▶ **Written request**
Copy out each line below that has the word "трудящихся" in it.

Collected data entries
********************
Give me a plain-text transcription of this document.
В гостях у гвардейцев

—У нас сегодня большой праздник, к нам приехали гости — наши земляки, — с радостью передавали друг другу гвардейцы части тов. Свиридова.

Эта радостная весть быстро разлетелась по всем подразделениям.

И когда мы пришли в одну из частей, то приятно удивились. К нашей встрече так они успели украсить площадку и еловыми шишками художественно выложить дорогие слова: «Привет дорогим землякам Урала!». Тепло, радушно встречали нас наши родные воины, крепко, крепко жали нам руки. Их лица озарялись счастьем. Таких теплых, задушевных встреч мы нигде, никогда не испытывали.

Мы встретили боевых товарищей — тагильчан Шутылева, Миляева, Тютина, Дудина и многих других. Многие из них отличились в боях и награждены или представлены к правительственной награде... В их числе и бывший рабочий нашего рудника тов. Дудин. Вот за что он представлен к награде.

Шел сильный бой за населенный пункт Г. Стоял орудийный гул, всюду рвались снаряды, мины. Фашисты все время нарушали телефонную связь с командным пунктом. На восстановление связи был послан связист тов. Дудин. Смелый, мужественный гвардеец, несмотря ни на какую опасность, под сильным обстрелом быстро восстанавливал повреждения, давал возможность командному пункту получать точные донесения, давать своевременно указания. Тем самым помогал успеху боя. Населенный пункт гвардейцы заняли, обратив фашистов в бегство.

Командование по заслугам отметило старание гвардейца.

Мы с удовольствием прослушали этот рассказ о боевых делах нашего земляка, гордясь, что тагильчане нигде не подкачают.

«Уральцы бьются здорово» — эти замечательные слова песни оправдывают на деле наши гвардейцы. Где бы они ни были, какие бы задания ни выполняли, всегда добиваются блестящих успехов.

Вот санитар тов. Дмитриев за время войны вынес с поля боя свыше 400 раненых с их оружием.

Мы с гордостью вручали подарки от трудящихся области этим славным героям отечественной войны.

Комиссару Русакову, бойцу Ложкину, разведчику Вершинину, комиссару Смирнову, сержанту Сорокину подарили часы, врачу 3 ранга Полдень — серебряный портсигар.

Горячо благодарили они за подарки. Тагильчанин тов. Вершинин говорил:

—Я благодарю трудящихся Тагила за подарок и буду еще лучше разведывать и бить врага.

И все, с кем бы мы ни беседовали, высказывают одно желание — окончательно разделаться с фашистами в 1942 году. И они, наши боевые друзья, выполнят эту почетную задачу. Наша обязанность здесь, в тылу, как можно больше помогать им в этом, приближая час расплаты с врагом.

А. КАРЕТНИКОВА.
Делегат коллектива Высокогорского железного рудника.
********************
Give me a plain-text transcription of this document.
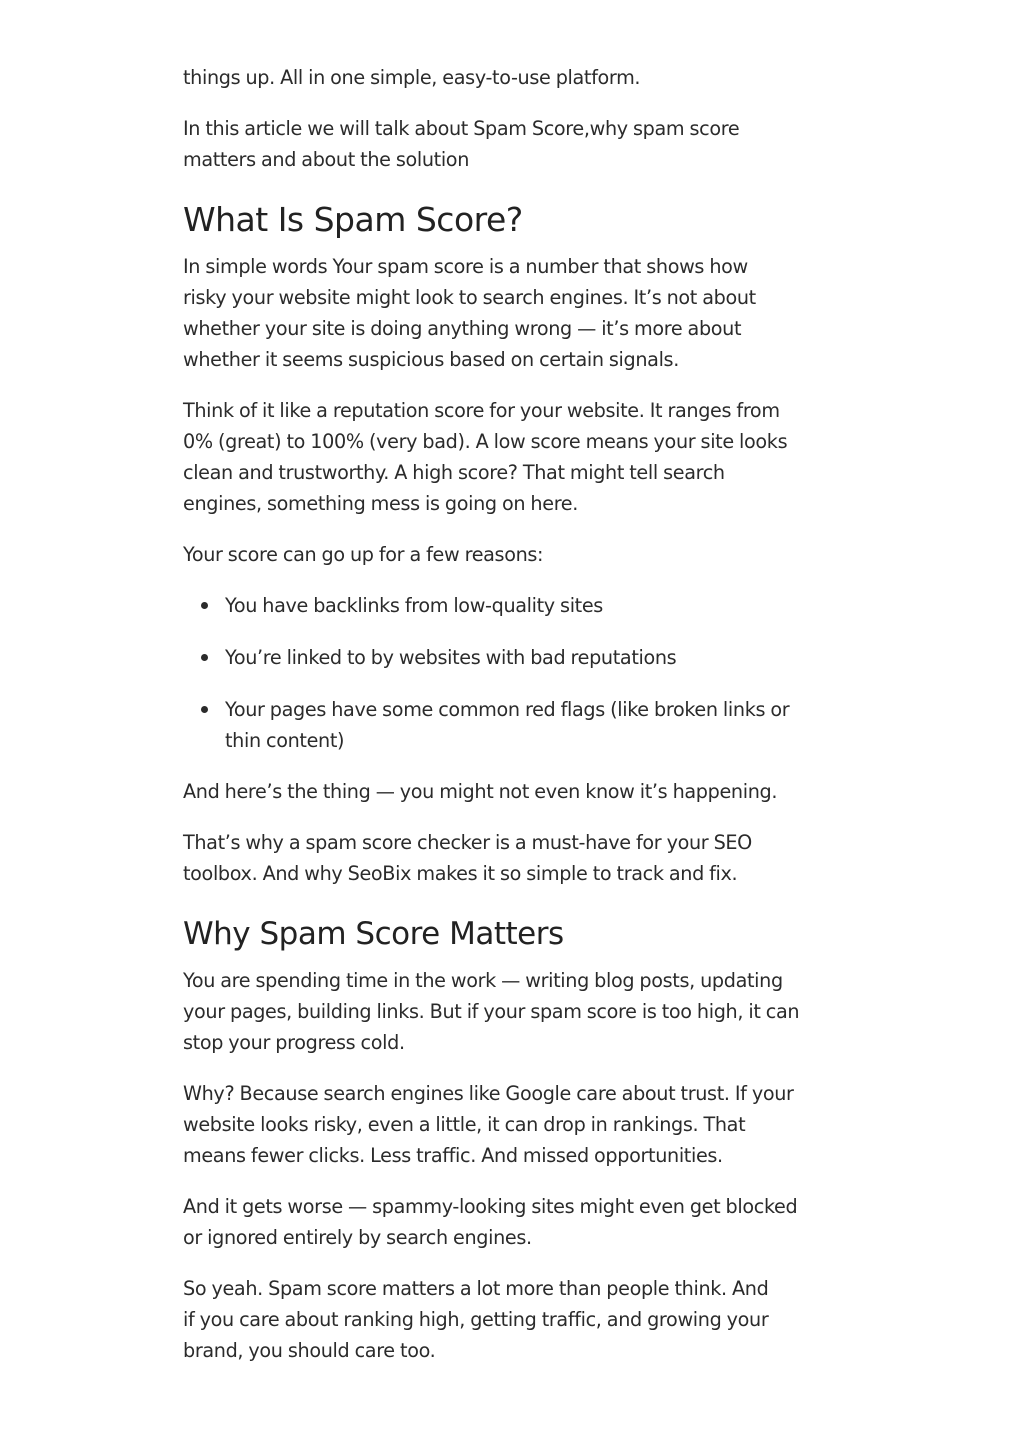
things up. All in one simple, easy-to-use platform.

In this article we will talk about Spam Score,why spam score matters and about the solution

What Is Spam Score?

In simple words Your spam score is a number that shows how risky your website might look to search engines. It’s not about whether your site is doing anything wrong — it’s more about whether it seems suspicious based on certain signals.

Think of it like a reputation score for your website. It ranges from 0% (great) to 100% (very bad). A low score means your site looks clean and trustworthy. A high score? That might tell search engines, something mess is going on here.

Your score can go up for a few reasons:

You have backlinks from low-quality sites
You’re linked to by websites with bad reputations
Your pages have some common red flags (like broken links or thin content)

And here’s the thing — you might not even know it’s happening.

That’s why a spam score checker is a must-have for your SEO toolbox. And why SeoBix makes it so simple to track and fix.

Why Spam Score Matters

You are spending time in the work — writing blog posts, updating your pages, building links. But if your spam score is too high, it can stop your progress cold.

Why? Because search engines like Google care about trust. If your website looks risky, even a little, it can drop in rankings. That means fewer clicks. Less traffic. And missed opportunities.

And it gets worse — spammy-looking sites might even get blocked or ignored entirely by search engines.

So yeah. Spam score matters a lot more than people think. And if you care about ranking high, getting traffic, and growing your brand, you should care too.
********************
▶ **Expected answer**
Мы с гордостью вручали подарки от трудящихся области этим славным героям отечественной войны.
—Я благодарю трудящихся Тагила за подарок и буду еще лучше разведывать и бить врага.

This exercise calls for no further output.